[START Extracted records]
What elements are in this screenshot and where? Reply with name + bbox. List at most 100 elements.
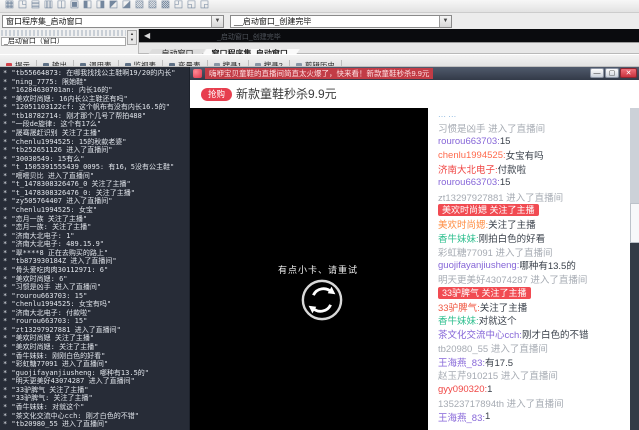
debug-tab[interactable]: 输出 <box>37 60 74 67</box>
chat-line: 习惯是凶手 进入了直播间 <box>428 121 630 135</box>
console-line: * "济南大北电子: 付款啦" <box>3 309 189 318</box>
chat-username[interactable]: rourou663703: <box>438 136 500 147</box>
chat-username[interactable]: 济南大北电子: <box>438 162 498 176</box>
console-line: * "33驴脾气: 关注了主播" <box>3 394 189 403</box>
toolbar-icon[interactable]: ◪ <box>120 0 133 11</box>
console-line: * "一段de旋律: 这个有17么" <box>3 120 189 129</box>
chat-line: 明天更美好43074287 进入了直播间 <box>428 272 630 286</box>
minimize-button[interactable]: — <box>590 68 604 78</box>
console-line: * "33驴脾气 关注了主播" <box>3 386 189 395</box>
toolbar-icon[interactable]: ▣ <box>68 0 81 11</box>
chat-line: rourou663703:15 <box>428 135 630 149</box>
object-combobox[interactable]: 窗口程序集_启动窗口 ▼ <box>2 15 224 28</box>
close-button[interactable]: ✕ <box>620 68 637 78</box>
toolbar-icon[interactable]: ◨ <box>94 0 107 11</box>
debug-tab[interactable]: 提示 <box>0 60 37 67</box>
event-combobox-value: __启动窗口_创建完毕 <box>234 17 311 26</box>
debug-tab[interactable]: 搜寻1 <box>208 60 249 67</box>
console-line: * "骨头爱吃肉肉30112971: 6" <box>3 266 189 275</box>
debug-tab[interactable]: 监视表 <box>119 60 164 67</box>
console-line: * "彩虹糖77091 进入了直播间" <box>3 360 189 369</box>
chat-follow-badge: 美欢时尚媤 关注了主播 <box>438 204 539 216</box>
video-status-text: 有点小卡、请重试 <box>278 263 358 276</box>
scroll-spinner[interactable]: ▲ ▼ <box>127 30 137 45</box>
window-list-item[interactable]: _启动窗口（窗口） <box>1 37 126 46</box>
toolbar-icon[interactable]: ▩ <box>159 0 172 11</box>
toolbar-icon[interactable]: ▧ <box>133 0 146 11</box>
debug-tab[interactable]: 变量表 <box>163 60 208 67</box>
spinner-down-icon[interactable]: ▼ <box>128 37 136 43</box>
code-editor[interactable]: ◀ _启动窗口_创建完毕 <box>139 29 639 42</box>
console-line: * "茶文化交流中心cch: 刚才白色的不错" <box>3 412 189 421</box>
chat-system-text: zt13297927881 进入了直播间 <box>438 190 563 204</box>
console-line: * "guojifayanjiusheng: 哪种有13.5的" <box>3 369 189 378</box>
toolbar-icon[interactable]: ▥ <box>42 0 55 11</box>
chat-username[interactable]: chenlu1994525: <box>438 150 506 161</box>
console-line: * "chenlu1994525: 15的秋款老婆" <box>3 138 189 147</box>
chat-message: 有17.5 <box>485 355 513 369</box>
chat-line: 香牛妹妹:对就这个 <box>428 314 630 328</box>
chat-username[interactable]: 美欢时尚媤: <box>438 217 488 231</box>
console-line: * "chenlu1994525: 女宝" <box>3 206 189 215</box>
chat-username[interactable]: 茶文化交流中心cch: <box>438 327 522 341</box>
chat-panel[interactable]: ⋯ ⋯习惯是凶手 进入了直播间rourou663703:15chenlu1994… <box>428 108 630 430</box>
chat-username[interactable]: 33驴脾气: <box>438 300 480 314</box>
console-line: * "tb252651126 进入了直播间" <box>3 146 189 155</box>
chat-line: 赵玉芹910215 进入了直播间 <box>428 369 630 383</box>
chevron-down-icon[interactable]: ▼ <box>439 16 451 27</box>
console-line: * "tb18782714: 刚才那个几号了帮拍488" <box>3 112 189 121</box>
console-line: * "明天更美好43074287 进入了直播间" <box>3 377 189 386</box>
console-line: * "香牛妹妹: 刚刚白色的好看" <box>3 352 189 361</box>
console-line: * "ning_7775: 限她鞋" <box>3 78 189 87</box>
toolbar-icon[interactable]: ▦ <box>3 0 16 11</box>
console-line: * "香牛妹妹: 对就这个" <box>3 403 189 412</box>
console-line: * "t_1478308326476_0 关注了主播" <box>3 180 189 189</box>
console-line: * "济南大北电子: 1" <box>3 232 189 241</box>
toolbar-icon[interactable]: ◲ <box>198 0 211 11</box>
scroll-left-icon[interactable]: ◀ <box>144 31 150 40</box>
chat-scrollbar-thumb[interactable] <box>630 203 639 243</box>
event-combobox[interactable]: __启动窗口_创建完毕 ▼ <box>230 15 452 28</box>
popup-titlebar[interactable]: 嗨咿宝贝童鞋的直播间简直太火爆了，快来看！新款童鞋秒杀9.9元 — ▢ ✕ <box>190 67 639 80</box>
refresh-icon[interactable] <box>300 278 344 322</box>
chevron-down-icon[interactable]: ▼ <box>211 16 223 27</box>
toolbar-icon[interactable]: ▨ <box>146 0 159 11</box>
console-line: * "晟骞晟赶识别 关注了主播" <box>3 129 189 138</box>
console-line: * "30030549: 15有么" <box>3 155 189 164</box>
chat-follow-badge: 33驴脾气 关注了主播 <box>438 287 531 299</box>
toolbar-icon[interactable]: ◫ <box>55 0 68 11</box>
chat-username[interactable]: guojifayanjiusheng: <box>438 260 519 271</box>
video-player: 有点小卡、请重试 <box>190 108 428 430</box>
console-line: * "zy505764407 进入了直播间" <box>3 197 189 206</box>
debug-output-console[interactable]: * "tb55664873: 在哪我找找公主鞋啊19/20的内长"* "ning… <box>0 67 189 430</box>
chat-scrollbar[interactable] <box>630 108 639 430</box>
maximize-button[interactable]: ▢ <box>605 68 619 78</box>
debug-tab[interactable]: 剪辑历史 <box>290 60 342 67</box>
toolbar-icon[interactable]: ◱ <box>185 0 198 11</box>
chat-username[interactable]: 王海燕_83: <box>438 410 485 424</box>
console-line: * "t_1478308326476_0: 关注了主播" <box>3 189 189 198</box>
console-line: * "zt13297927881 进入了直播间" <box>3 326 189 335</box>
chat-username[interactable]: 王海燕_83: <box>438 355 485 369</box>
chat-message: 付款啦 <box>498 162 527 176</box>
chat-line: 济南大北电子:付款啦 <box>428 162 630 176</box>
toolbar-icon[interactable]: ◰ <box>172 0 185 11</box>
chat-line: 美欢时尚媤:关注了主播 <box>428 217 630 231</box>
chat-line: rourou663703:15 <box>428 176 630 190</box>
chat-username[interactable]: gyy090320: <box>438 384 487 395</box>
popup-content: 有点小卡、请重试 ⋯ ⋯习惯是凶手 进入了直播间rourou663703:15c… <box>190 108 639 430</box>
console-line: * "rourou663703: 15" <box>3 292 189 301</box>
workspace-panel-header <box>1 30 126 36</box>
toolbar-icon[interactable]: ◩ <box>107 0 120 11</box>
chat-username[interactable]: rourou663703: <box>438 177 500 188</box>
toolbar-icon[interactable]: ▤ <box>29 0 42 11</box>
chat-username[interactable]: 香牛妹妹: <box>438 314 479 328</box>
debug-tab[interactable]: 调用表 <box>74 60 119 67</box>
chat-username[interactable]: 香牛妹妹: <box>438 231 479 245</box>
toolbar-icon[interactable]: ◳ <box>16 0 29 11</box>
chat-message: 关注了主播 <box>488 217 536 231</box>
chat-system-text: 13523717894th 进入了直播间 <box>438 396 564 410</box>
toolbar-icon[interactable]: ◧ <box>81 0 94 11</box>
debug-tab[interactable]: 搜寻2 <box>249 60 290 67</box>
chat-line: 美欢时尚媤 关注了主播 <box>428 204 630 218</box>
[END Extracted records]
§ **What to produce**
Copy out the part of the listing that opens with the line containing "debug-tab[interactable]: 输出 <box>37" and closes with the line containing "object-combobox[interactable]: 窗口程序集_启动窗口 ▼", reproducing both of those lines and everything between them without any change.

§ **The answer**
debug-tab[interactable]: 输出 <box>37 60 74 67</box>
chat-line: 习惯是凶手 进入了直播间 <box>428 121 630 135</box>
console-line: * "济南大北电子: 付款啦" <box>3 309 189 318</box>
chat-username[interactable]: rourou663703: <box>438 136 500 147</box>
chat-username[interactable]: 济南大北电子: <box>438 162 498 176</box>
console-line: * "33驴脾气: 关注了主播" <box>3 394 189 403</box>
toolbar-icon[interactable]: ◪ <box>120 0 133 11</box>
console-line: * "一段de旋律: 这个有17么" <box>3 120 189 129</box>
chat-line: 明天更美好43074287 进入了直播间 <box>428 272 630 286</box>
minimize-button[interactable]: — <box>590 68 604 78</box>
console-line: * "33驴脾气 关注了主播" <box>3 386 189 395</box>
toolbar-icon[interactable]: ▣ <box>68 0 81 11</box>
chat-line: rourou663703:15 <box>428 135 630 149</box>
object-combobox[interactable]: 窗口程序集_启动窗口 ▼ <box>2 15 224 28</box>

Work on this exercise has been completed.